- _YOUR TASK_: Reproduce the listing below word for word, with no pictures.
#### EXTRACTED INFORMATION ####
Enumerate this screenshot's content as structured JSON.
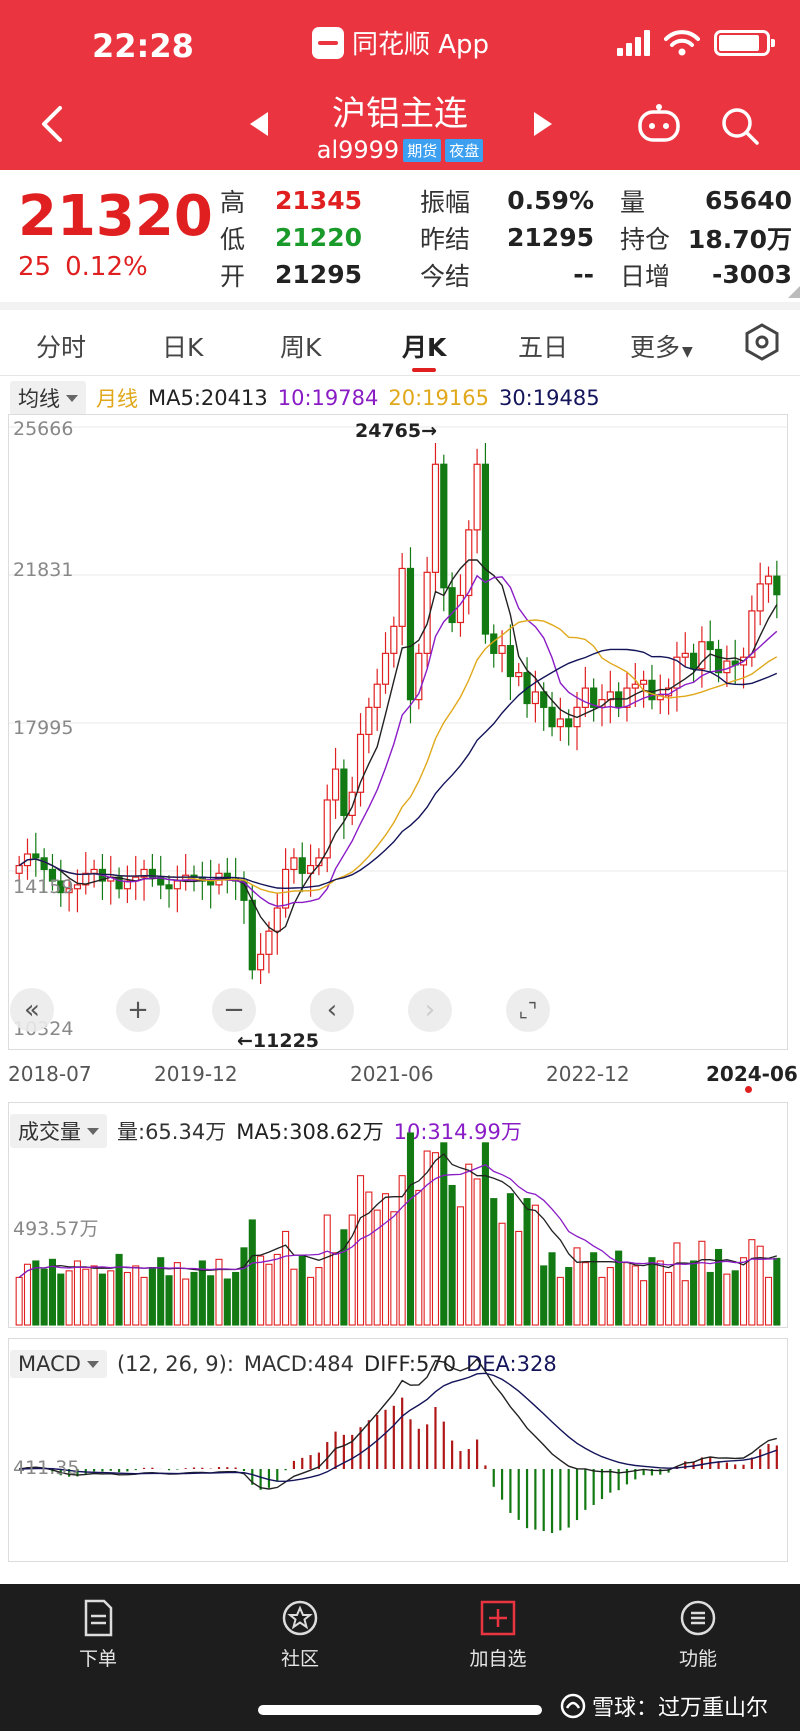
{
  "status_bar": {
    "time": "22:28",
    "app_name": "同花顺 App"
  },
  "header": {
    "title": "沪铝主连",
    "code": "al9999",
    "badges": [
      "期货",
      "夜盘"
    ]
  },
  "quote": {
    "price": "21320",
    "change": "25",
    "change_pct": "0.12%",
    "cols": [
      [
        {
          "label": "高",
          "value": "21345",
          "color": "red"
        },
        {
          "label": "低",
          "value": "21220",
          "color": "green"
        },
        {
          "label": "开",
          "value": "21295",
          "color": "black"
        }
      ],
      [
        {
          "label": "振幅",
          "value": "0.59%",
          "color": "black"
        },
        {
          "label": "昨结",
          "value": "21295",
          "color": "black"
        },
        {
          "label": "今结",
          "value": "--",
          "color": "black"
        }
      ],
      [
        {
          "label": "量",
          "value": "65640",
          "color": "black"
        },
        {
          "label": "持仓",
          "value": "18.70万",
          "color": "black"
        },
        {
          "label": "日增",
          "value": "-3003",
          "color": "black"
        }
      ]
    ]
  },
  "tabs": [
    "分时",
    "日K",
    "周K",
    "月K",
    "五日",
    "更多"
  ],
  "active_tab": "月K",
  "ma_row": {
    "selector": "均线",
    "period": "月线",
    "ma5": "MA5:20413",
    "ma10": "10:19784",
    "ma20": "20:19165",
    "ma30": "30:19485"
  },
  "kline_axis": {
    "y_labels": [
      "25666",
      "21831",
      "17995",
      "14159",
      "10324"
    ],
    "high_label": "24765→",
    "low_label": "←11225",
    "x_labels": [
      "2018-07",
      "2019-12",
      "2021-06",
      "2022-12",
      "2024-06"
    ]
  },
  "vol_row": {
    "selector": "成交量",
    "vol": "量:65.34万",
    "ma5": "MA5:308.62万",
    "ma10": "10:314.99万",
    "y_label": "493.57万"
  },
  "macd_row": {
    "selector": "MACD",
    "params": "(12, 26, 9):",
    "macd": "MACD:484",
    "diff": "DIFF:570",
    "dea": "DEA:328",
    "y_label": "411.35"
  },
  "chart_data": {
    "type": "candlestick",
    "x_range": [
      "2018-07",
      "2024-06"
    ],
    "ylim": [
      10324,
      25666
    ],
    "close": [
      14300,
      14600,
      14500,
      14200,
      13900,
      13600,
      13700,
      13800,
      14100,
      14200,
      13900,
      14000,
      13700,
      13900,
      14000,
      14200,
      14000,
      13800,
      13700,
      13900,
      14050,
      14000,
      13900,
      13800,
      14100,
      13950,
      13900,
      13400,
      11600,
      12000,
      12600,
      13200,
      14200,
      14500,
      14100,
      14300,
      14500,
      16000,
      16800,
      15600,
      16200,
      17700,
      18400,
      19000,
      19800,
      20500,
      22000,
      18600,
      19800,
      21900,
      24700,
      21500,
      20600,
      21300,
      23000,
      24700,
      20300,
      19800,
      20000,
      19200,
      19300,
      18500,
      18800,
      18400,
      17900,
      18100,
      17900,
      18400,
      18900,
      18400,
      18600,
      18800,
      18400,
      18900,
      19000,
      19100,
      18600,
      18700,
      18900,
      19700,
      19800,
      19400,
      20100,
      19900,
      19300,
      19600,
      19500,
      19700,
      20900,
      21600,
      21800,
      21320
    ],
    "colors": {
      "up": "#e02020",
      "down": "#137a13",
      "ma5": "#222222",
      "ma10": "#8a1cc6",
      "ma20": "#e0a81a",
      "ma30": "#14145a"
    }
  },
  "bottom_nav": [
    "下单",
    "社区",
    "加自选",
    "功能"
  ],
  "watermark": "雪球：过万重山尔"
}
####
- _WRITTEN ANSWER_:
Enumerate this screenshot's content as structured JSON.
{
  "status_bar": {
    "time": "22:28",
    "app_name": "同花顺 App"
  },
  "header": {
    "title": "沪铝主连",
    "code": "al9999",
    "badges": [
      "期货",
      "夜盘"
    ]
  },
  "quote": {
    "price": "21320",
    "change": "25",
    "change_pct": "0.12%",
    "cols": [
      [
        {
          "label": "高",
          "value": "21345",
          "color": "red"
        },
        {
          "label": "低",
          "value": "21220",
          "color": "green"
        },
        {
          "label": "开",
          "value": "21295",
          "color": "black"
        }
      ],
      [
        {
          "label": "振幅",
          "value": "0.59%",
          "color": "black"
        },
        {
          "label": "昨结",
          "value": "21295",
          "color": "black"
        },
        {
          "label": "今结",
          "value": "--",
          "color": "black"
        }
      ],
      [
        {
          "label": "量",
          "value": "65640",
          "color": "black"
        },
        {
          "label": "持仓",
          "value": "18.70万",
          "color": "black"
        },
        {
          "label": "日增",
          "value": "-3003",
          "color": "black"
        }
      ]
    ]
  },
  "tabs": [
    "分时",
    "日K",
    "周K",
    "月K",
    "五日",
    "更多"
  ],
  "active_tab": "月K",
  "ma_row": {
    "selector": "均线",
    "period": "月线",
    "ma5": "MA5:20413",
    "ma10": "10:19784",
    "ma20": "20:19165",
    "ma30": "30:19485"
  },
  "kline_axis": {
    "y_labels": [
      "25666",
      "21831",
      "17995",
      "14159",
      "10324"
    ],
    "high_label": "24765→",
    "low_label": "←11225",
    "x_labels": [
      "2018-07",
      "2019-12",
      "2021-06",
      "2022-12",
      "2024-06"
    ]
  },
  "vol_row": {
    "selector": "成交量",
    "vol": "量:65.34万",
    "ma5": "MA5:308.62万",
    "ma10": "10:314.99万",
    "y_label": "493.57万"
  },
  "macd_row": {
    "selector": "MACD",
    "params": "(12, 26, 9):",
    "macd": "MACD:484",
    "diff": "DIFF:570",
    "dea": "DEA:328",
    "y_label": "411.35"
  },
  "chart_data": {
    "type": "candlestick",
    "x_range": [
      "2018-07",
      "2024-06"
    ],
    "ylim": [
      10324,
      25666
    ],
    "close": [
      14300,
      14600,
      14500,
      14200,
      13900,
      13600,
      13700,
      13800,
      14100,
      14200,
      13900,
      14000,
      13700,
      13900,
      14000,
      14200,
      14000,
      13800,
      13700,
      13900,
      14050,
      14000,
      13900,
      13800,
      14100,
      13950,
      13900,
      13400,
      11600,
      12000,
      12600,
      13200,
      14200,
      14500,
      14100,
      14300,
      14500,
      16000,
      16800,
      15600,
      16200,
      17700,
      18400,
      19000,
      19800,
      20500,
      22000,
      18600,
      19800,
      21900,
      24700,
      21500,
      20600,
      21300,
      23000,
      24700,
      20300,
      19800,
      20000,
      19200,
      19300,
      18500,
      18800,
      18400,
      17900,
      18100,
      17900,
      18400,
      18900,
      18400,
      18600,
      18800,
      18400,
      18900,
      19000,
      19100,
      18600,
      18700,
      18900,
      19700,
      19800,
      19400,
      20100,
      19900,
      19300,
      19600,
      19500,
      19700,
      20900,
      21600,
      21800,
      21320
    ],
    "colors": {
      "up": "#e02020",
      "down": "#137a13",
      "ma5": "#222222",
      "ma10": "#8a1cc6",
      "ma20": "#e0a81a",
      "ma30": "#14145a"
    }
  },
  "bottom_nav": [
    "下单",
    "社区",
    "加自选",
    "功能"
  ],
  "watermark": "雪球：过万重山尔"
}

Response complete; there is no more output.